[Stored items]
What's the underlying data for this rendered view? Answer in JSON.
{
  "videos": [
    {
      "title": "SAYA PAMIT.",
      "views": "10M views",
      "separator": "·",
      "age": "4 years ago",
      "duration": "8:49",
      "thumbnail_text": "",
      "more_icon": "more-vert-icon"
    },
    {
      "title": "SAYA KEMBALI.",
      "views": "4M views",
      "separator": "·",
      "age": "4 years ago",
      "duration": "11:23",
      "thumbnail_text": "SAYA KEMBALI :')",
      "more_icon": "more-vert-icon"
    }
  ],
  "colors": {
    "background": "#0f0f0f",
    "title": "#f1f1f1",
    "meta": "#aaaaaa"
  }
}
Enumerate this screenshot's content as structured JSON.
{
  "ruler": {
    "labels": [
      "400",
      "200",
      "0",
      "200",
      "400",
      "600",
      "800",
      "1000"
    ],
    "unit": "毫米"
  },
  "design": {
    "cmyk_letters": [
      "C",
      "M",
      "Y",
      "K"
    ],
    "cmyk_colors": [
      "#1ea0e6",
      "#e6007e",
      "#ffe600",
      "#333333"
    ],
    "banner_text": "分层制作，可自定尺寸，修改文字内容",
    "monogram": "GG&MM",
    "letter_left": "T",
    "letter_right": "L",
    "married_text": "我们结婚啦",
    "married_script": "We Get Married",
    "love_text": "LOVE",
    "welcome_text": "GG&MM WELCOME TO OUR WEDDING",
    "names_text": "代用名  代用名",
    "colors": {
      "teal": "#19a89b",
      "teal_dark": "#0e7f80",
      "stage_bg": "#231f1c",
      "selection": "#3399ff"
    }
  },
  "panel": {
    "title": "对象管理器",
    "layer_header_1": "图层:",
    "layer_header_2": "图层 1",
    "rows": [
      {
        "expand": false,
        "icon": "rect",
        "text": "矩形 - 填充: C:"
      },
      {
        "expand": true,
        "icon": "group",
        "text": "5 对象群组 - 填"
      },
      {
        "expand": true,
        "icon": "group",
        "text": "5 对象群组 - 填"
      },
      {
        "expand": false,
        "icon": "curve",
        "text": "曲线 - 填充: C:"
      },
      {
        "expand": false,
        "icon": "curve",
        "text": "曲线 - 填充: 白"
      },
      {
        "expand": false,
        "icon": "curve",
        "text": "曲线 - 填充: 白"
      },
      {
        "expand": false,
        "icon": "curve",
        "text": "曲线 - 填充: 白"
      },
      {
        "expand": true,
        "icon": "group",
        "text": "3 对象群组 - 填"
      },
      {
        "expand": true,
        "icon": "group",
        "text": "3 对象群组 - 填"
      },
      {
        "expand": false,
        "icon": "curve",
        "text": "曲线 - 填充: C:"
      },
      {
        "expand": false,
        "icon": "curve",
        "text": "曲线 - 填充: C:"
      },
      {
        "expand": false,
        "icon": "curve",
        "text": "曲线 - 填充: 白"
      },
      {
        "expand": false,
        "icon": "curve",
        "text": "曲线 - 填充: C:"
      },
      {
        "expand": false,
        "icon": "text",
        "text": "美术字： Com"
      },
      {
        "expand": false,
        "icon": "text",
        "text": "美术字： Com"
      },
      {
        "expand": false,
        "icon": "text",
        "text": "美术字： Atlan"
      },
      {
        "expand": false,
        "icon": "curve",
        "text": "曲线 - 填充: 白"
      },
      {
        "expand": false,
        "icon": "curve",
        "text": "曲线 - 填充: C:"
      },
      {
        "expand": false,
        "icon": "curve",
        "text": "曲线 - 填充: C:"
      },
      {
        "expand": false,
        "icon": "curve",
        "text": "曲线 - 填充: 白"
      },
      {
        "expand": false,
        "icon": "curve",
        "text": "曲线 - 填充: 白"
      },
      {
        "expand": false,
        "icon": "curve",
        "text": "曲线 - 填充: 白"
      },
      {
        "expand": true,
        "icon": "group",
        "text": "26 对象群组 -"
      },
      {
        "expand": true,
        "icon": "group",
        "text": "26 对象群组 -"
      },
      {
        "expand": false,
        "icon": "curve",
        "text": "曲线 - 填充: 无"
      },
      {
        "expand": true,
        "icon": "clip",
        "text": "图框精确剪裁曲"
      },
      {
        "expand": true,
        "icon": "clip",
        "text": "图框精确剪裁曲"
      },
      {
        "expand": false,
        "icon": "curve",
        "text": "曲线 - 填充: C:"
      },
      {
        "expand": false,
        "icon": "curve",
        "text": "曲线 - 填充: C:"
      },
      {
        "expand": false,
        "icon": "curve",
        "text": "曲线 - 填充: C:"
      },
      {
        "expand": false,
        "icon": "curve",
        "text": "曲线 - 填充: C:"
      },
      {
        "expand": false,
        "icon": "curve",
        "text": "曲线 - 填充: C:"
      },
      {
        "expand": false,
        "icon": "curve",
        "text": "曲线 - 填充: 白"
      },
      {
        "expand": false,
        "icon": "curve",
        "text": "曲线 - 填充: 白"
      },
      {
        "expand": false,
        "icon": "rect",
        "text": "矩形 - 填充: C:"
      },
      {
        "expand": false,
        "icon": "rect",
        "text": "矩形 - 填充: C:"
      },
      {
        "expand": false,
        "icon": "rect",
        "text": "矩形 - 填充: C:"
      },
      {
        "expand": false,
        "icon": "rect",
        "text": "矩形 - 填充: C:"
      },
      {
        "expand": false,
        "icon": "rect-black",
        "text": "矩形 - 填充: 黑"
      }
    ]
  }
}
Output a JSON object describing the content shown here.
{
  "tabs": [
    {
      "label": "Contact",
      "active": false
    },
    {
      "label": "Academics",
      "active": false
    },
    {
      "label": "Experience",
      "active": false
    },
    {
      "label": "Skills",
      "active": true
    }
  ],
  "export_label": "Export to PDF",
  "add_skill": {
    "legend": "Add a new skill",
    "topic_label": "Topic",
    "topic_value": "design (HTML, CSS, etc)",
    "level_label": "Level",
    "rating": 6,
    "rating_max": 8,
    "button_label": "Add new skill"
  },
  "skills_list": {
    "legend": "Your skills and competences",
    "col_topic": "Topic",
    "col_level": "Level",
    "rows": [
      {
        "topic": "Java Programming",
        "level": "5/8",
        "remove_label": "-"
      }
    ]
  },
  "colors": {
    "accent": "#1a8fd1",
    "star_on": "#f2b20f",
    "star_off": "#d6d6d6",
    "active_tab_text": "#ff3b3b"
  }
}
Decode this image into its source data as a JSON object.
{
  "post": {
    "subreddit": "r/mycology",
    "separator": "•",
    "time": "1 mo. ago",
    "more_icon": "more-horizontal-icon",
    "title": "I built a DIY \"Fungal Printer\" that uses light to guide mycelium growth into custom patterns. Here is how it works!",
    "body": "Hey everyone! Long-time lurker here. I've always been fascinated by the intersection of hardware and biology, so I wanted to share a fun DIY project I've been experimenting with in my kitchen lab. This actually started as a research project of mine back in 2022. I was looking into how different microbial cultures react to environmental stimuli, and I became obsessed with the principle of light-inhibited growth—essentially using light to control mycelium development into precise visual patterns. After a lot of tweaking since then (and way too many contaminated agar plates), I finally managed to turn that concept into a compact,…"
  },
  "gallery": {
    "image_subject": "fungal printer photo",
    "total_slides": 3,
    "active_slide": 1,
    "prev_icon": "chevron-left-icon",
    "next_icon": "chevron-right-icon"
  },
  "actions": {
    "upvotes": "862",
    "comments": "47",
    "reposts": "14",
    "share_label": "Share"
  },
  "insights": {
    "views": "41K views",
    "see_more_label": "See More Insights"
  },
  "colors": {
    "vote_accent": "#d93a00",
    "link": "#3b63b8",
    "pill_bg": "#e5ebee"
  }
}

Given instruction: Return the entries in full, keeping every line exactly as it is.

The response:
What's the underlying data for this rendered view? Answer in JSON.
{
  "videos": [
    {
      "title": "SAYA PAMIT.",
      "views": "10M views",
      "separator": "·",
      "age": "4 years ago",
      "duration": "8:49",
      "thumbnail_text": "",
      "more_icon": "more-vert-icon"
    },
    {
      "title": "SAYA KEMBALI.",
      "views": "4M views",
      "separator": "·",
      "age": "4 years ago",
      "duration": "11:23",
      "thumbnail_text": "SAYA KEMBALI :')",
      "more_icon": "more-vert-icon"
    }
  ],
  "colors": {
    "background": "#0f0f0f",
    "title": "#f1f1f1",
    "meta": "#aaaaaa"
  }
}
Enumerate this screenshot's content as structured JSON.
{
  "ruler": {
    "labels": [
      "400",
      "200",
      "0",
      "200",
      "400",
      "600",
      "800",
      "1000"
    ],
    "unit": "毫米"
  },
  "design": {
    "cmyk_letters": [
      "C",
      "M",
      "Y",
      "K"
    ],
    "cmyk_colors": [
      "#1ea0e6",
      "#e6007e",
      "#ffe600",
      "#333333"
    ],
    "banner_text": "分层制作，可自定尺寸，修改文字内容",
    "monogram": "GG&MM",
    "letter_left": "T",
    "letter_right": "L",
    "married_text": "我们结婚啦",
    "married_script": "We Get Married",
    "love_text": "LOVE",
    "welcome_text": "GG&MM WELCOME TO OUR WEDDING",
    "names_text": "代用名  代用名",
    "colors": {
      "teal": "#19a89b",
      "teal_dark": "#0e7f80",
      "stage_bg": "#231f1c",
      "selection": "#3399ff"
    }
  },
  "panel": {
    "title": "对象管理器",
    "layer_header_1": "图层:",
    "layer_header_2": "图层 1",
    "rows": [
      {
        "expand": false,
        "icon": "rect",
        "text": "矩形 - 填充: C:"
      },
      {
        "expand": true,
        "icon": "group",
        "text": "5 对象群组 - 填"
      },
      {
        "expand": true,
        "icon": "group",
        "text": "5 对象群组 - 填"
      },
      {
        "expand": false,
        "icon": "curve",
        "text": "曲线 - 填充: C:"
      },
      {
        "expand": false,
        "icon": "curve",
        "text": "曲线 - 填充: 白"
      },
      {
        "expand": false,
        "icon": "curve",
        "text": "曲线 - 填充: 白"
      },
      {
        "expand": false,
        "icon": "curve",
        "text": "曲线 - 填充: 白"
      },
      {
        "expand": true,
        "icon": "group",
        "text": "3 对象群组 - 填"
      },
      {
        "expand": true,
        "icon": "group",
        "text": "3 对象群组 - 填"
      },
      {
        "expand": false,
        "icon": "curve",
        "text": "曲线 - 填充: C:"
      },
      {
        "expand": false,
        "icon": "curve",
        "text": "曲线 - 填充: C:"
      },
      {
        "expand": false,
        "icon": "curve",
        "text": "曲线 - 填充: 白"
      },
      {
        "expand": false,
        "icon": "curve",
        "text": "曲线 - 填充: C:"
      },
      {
        "expand": false,
        "icon": "text",
        "text": "美术字： Com"
      },
      {
        "expand": false,
        "icon": "text",
        "text": "美术字： Com"
      },
      {
        "expand": false,
        "icon": "text",
        "text": "美术字： Atlan"
      },
      {
        "expand": false,
        "icon": "curve",
        "text": "曲线 - 填充: 白"
      },
      {
        "expand": false,
        "icon": "curve",
        "text": "曲线 - 填充: C:"
      },
      {
        "expand": false,
        "icon": "curve",
        "text": "曲线 - 填充: C:"
      },
      {
        "expand": false,
        "icon": "curve",
        "text": "曲线 - 填充: 白"
      },
      {
        "expand": false,
        "icon": "curve",
        "text": "曲线 - 填充: 白"
      },
      {
        "expand": false,
        "icon": "curve",
        "text": "曲线 - 填充: 白"
      },
      {
        "expand": true,
        "icon": "group",
        "text": "26 对象群组 -"
      },
      {
        "expand": true,
        "icon": "group",
        "text": "26 对象群组 -"
      },
      {
        "expand": false,
        "icon": "curve",
        "text": "曲线 - 填充: 无"
      },
      {
        "expand": true,
        "icon": "clip",
        "text": "图框精确剪裁曲"
      },
      {
        "expand": true,
        "icon": "clip",
        "text": "图框精确剪裁曲"
      },
      {
        "expand": false,
        "icon": "curve",
        "text": "曲线 - 填充: C:"
      },
      {
        "expand": false,
        "icon": "curve",
        "text": "曲线 - 填充: C:"
      },
      {
        "expand": false,
        "icon": "curve",
        "text": "曲线 - 填充: C:"
      },
      {
        "expand": false,
        "icon": "curve",
        "text": "曲线 - 填充: C:"
      },
      {
        "expand": false,
        "icon": "curve",
        "text": "曲线 - 填充: C:"
      },
      {
        "expand": false,
        "icon": "curve",
        "text": "曲线 - 填充: 白"
      },
      {
        "expand": false,
        "icon": "curve",
        "text": "曲线 - 填充: 白"
      },
      {
        "expand": false,
        "icon": "rect",
        "text": "矩形 - 填充: C:"
      },
      {
        "expand": false,
        "icon": "rect",
        "text": "矩形 - 填充: C:"
      },
      {
        "expand": false,
        "icon": "rect",
        "text": "矩形 - 填充: C:"
      },
      {
        "expand": false,
        "icon": "rect",
        "text": "矩形 - 填充: C:"
      },
      {
        "expand": false,
        "icon": "rect-black",
        "text": "矩形 - 填充: 黑"
      }
    ]
  }
}
Output a JSON object describing the content shown here.
{
  "tabs": [
    {
      "label": "Contact",
      "active": false
    },
    {
      "label": "Academics",
      "active": false
    },
    {
      "label": "Experience",
      "active": false
    },
    {
      "label": "Skills",
      "active": true
    }
  ],
  "export_label": "Export to PDF",
  "add_skill": {
    "legend": "Add a new skill",
    "topic_label": "Topic",
    "topic_value": "design (HTML, CSS, etc)",
    "level_label": "Level",
    "rating": 6,
    "rating_max": 8,
    "button_label": "Add new skill"
  },
  "skills_list": {
    "legend": "Your skills and competences",
    "col_topic": "Topic",
    "col_level": "Level",
    "rows": [
      {
        "topic": "Java Programming",
        "level": "5/8",
        "remove_label": "-"
      }
    ]
  },
  "colors": {
    "accent": "#1a8fd1",
    "star_on": "#f2b20f",
    "star_off": "#d6d6d6",
    "active_tab_text": "#ff3b3b"
  }
}
Decode this image into its source data as a JSON object.
{
  "post": {
    "subreddit": "r/mycology",
    "separator": "•",
    "time": "1 mo. ago",
    "more_icon": "more-horizontal-icon",
    "title": "I built a DIY \"Fungal Printer\" that uses light to guide mycelium growth into custom patterns. Here is how it works!",
    "body": "Hey everyone! Long-time lurker here. I've always been fascinated by the intersection of hardware and biology, so I wanted to share a fun DIY project I've been experimenting with in my kitchen lab. This actually started as a research project of mine back in 2022. I was looking into how different microbial cultures react to environmental stimuli, and I became obsessed with the principle of light-inhibited growth—essentially using light to control mycelium development into precise visual patterns. After a lot of tweaking since then (and way too many contaminated agar plates), I finally managed to turn that concept into a compact,…"
  },
  "gallery": {
    "image_subject": "fungal printer photo",
    "total_slides": 3,
    "active_slide": 1,
    "prev_icon": "chevron-left-icon",
    "next_icon": "chevron-right-icon"
  },
  "actions": {
    "upvotes": "862",
    "comments": "47",
    "reposts": "14",
    "share_label": "Share"
  },
  "insights": {
    "views": "41K views",
    "see_more_label": "See More Insights"
  },
  "colors": {
    "vote_accent": "#d93a00",
    "link": "#3b63b8",
    "pill_bg": "#e5ebee"
  }
}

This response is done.